■ Aim
Set down the records once more, please, exactly and with the pictures left out.

(Data listing)
++++++++
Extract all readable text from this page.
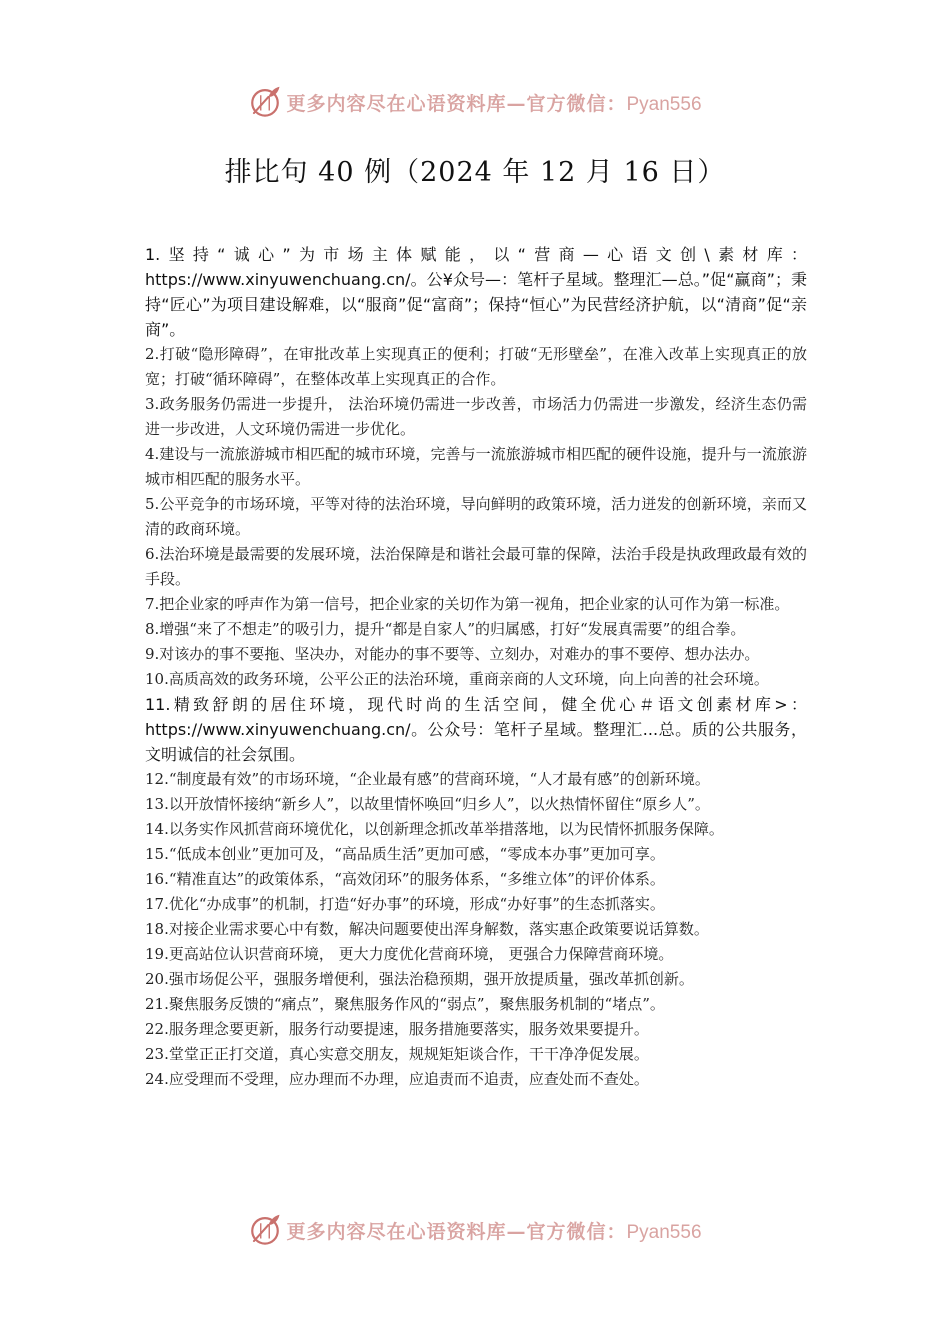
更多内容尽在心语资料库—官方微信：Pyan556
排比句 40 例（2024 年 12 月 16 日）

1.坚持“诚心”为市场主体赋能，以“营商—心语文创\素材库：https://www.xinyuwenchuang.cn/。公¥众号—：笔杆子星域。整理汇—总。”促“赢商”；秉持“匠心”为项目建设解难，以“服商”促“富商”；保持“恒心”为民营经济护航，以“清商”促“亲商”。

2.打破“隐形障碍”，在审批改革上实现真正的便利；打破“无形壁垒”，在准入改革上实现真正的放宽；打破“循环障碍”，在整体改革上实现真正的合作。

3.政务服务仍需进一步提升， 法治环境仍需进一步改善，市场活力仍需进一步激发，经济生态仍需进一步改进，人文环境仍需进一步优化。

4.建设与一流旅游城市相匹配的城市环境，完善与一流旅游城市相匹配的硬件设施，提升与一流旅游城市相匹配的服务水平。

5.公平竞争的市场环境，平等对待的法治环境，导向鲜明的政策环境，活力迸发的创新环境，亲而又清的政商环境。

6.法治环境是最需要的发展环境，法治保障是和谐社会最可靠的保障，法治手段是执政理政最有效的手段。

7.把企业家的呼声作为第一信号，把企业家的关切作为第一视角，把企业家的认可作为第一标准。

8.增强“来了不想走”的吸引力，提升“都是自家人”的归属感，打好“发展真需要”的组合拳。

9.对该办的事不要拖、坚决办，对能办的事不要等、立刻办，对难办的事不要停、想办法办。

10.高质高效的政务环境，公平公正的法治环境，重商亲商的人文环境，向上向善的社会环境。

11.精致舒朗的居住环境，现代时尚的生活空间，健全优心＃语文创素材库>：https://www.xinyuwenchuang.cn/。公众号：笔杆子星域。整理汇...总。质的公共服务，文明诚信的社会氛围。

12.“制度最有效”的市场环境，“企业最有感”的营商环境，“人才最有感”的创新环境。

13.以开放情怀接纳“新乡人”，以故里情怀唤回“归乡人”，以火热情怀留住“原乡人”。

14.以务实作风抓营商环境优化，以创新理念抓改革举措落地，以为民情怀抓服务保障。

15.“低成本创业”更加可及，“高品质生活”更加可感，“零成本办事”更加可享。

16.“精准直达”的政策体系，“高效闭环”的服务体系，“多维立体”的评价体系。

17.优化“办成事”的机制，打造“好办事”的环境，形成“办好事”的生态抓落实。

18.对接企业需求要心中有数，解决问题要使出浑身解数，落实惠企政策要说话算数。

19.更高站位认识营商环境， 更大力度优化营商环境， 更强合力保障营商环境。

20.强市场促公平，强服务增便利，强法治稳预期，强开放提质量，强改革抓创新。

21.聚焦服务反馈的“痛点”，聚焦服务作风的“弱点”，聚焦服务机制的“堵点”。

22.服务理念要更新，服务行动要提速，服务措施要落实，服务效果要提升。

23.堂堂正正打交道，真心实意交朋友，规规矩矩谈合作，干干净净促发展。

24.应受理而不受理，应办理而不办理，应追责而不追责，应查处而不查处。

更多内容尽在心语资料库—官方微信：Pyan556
++++++++
■ Correct answer
Extract all readable text from this page.
更多内容尽在心语资料库—官方微信：Pyan556
排比句 40 例（2024 年 12 月 16 日）

1.坚持“诚心”为市场主体赋能，以“营商—心语文创\素材库：https://www.xinyuwenchuang.cn/。公¥众号—：笔杆子星域。整理汇—总。”促“赢商”；秉持“匠心”为项目建设解难，以“服商”促“富商”；保持“恒心”为民营经济护航，以“清商”促“亲商”。

2.打破“隐形障碍”，在审批改革上实现真正的便利；打破“无形壁垒”，在准入改革上实现真正的放宽；打破“循环障碍”，在整体改革上实现真正的合作。

3.政务服务仍需进一步提升， 法治环境仍需进一步改善，市场活力仍需进一步激发，经济生态仍需进一步改进，人文环境仍需进一步优化。

4.建设与一流旅游城市相匹配的城市环境，完善与一流旅游城市相匹配的硬件设施，提升与一流旅游城市相匹配的服务水平。

5.公平竞争的市场环境，平等对待的法治环境，导向鲜明的政策环境，活力迸发的创新环境，亲而又清的政商环境。

6.法治环境是最需要的发展环境，法治保障是和谐社会最可靠的保障，法治手段是执政理政最有效的手段。

7.把企业家的呼声作为第一信号，把企业家的关切作为第一视角，把企业家的认可作为第一标准。

8.增强“来了不想走”的吸引力，提升“都是自家人”的归属感，打好“发展真需要”的组合拳。

9.对该办的事不要拖、坚决办，对能办的事不要等、立刻办，对难办的事不要停、想办法办。

10.高质高效的政务环境，公平公正的法治环境，重商亲商的人文环境，向上向善的社会环境。

11.精致舒朗的居住环境，现代时尚的生活空间，健全优心＃语文创素材库>：https://www.xinyuwenchuang.cn/。公众号：笔杆子星域。整理汇...总。质的公共服务，文明诚信的社会氛围。

12.“制度最有效”的市场环境，“企业最有感”的营商环境，“人才最有感”的创新环境。

13.以开放情怀接纳“新乡人”，以故里情怀唤回“归乡人”，以火热情怀留住“原乡人”。

14.以务实作风抓营商环境优化，以创新理念抓改革举措落地，以为民情怀抓服务保障。

15.“低成本创业”更加可及，“高品质生活”更加可感，“零成本办事”更加可享。

16.“精准直达”的政策体系，“高效闭环”的服务体系，“多维立体”的评价体系。

17.优化“办成事”的机制，打造“好办事”的环境，形成“办好事”的生态抓落实。

18.对接企业需求要心中有数，解决问题要使出浑身解数，落实惠企政策要说话算数。

19.更高站位认识营商环境， 更大力度优化营商环境， 更强合力保障营商环境。

20.强市场促公平，强服务增便利，强法治稳预期，强开放提质量，强改革抓创新。

21.聚焦服务反馈的“痛点”，聚焦服务作风的“弱点”，聚焦服务机制的“堵点”。

22.服务理念要更新，服务行动要提速，服务措施要落实，服务效果要提升。

23.堂堂正正打交道，真心实意交朋友，规规矩矩谈合作，干干净净促发展。

24.应受理而不受理，应办理而不办理，应追责而不追责，应查处而不查处。

更多内容尽在心语资料库—官方微信：Pyan556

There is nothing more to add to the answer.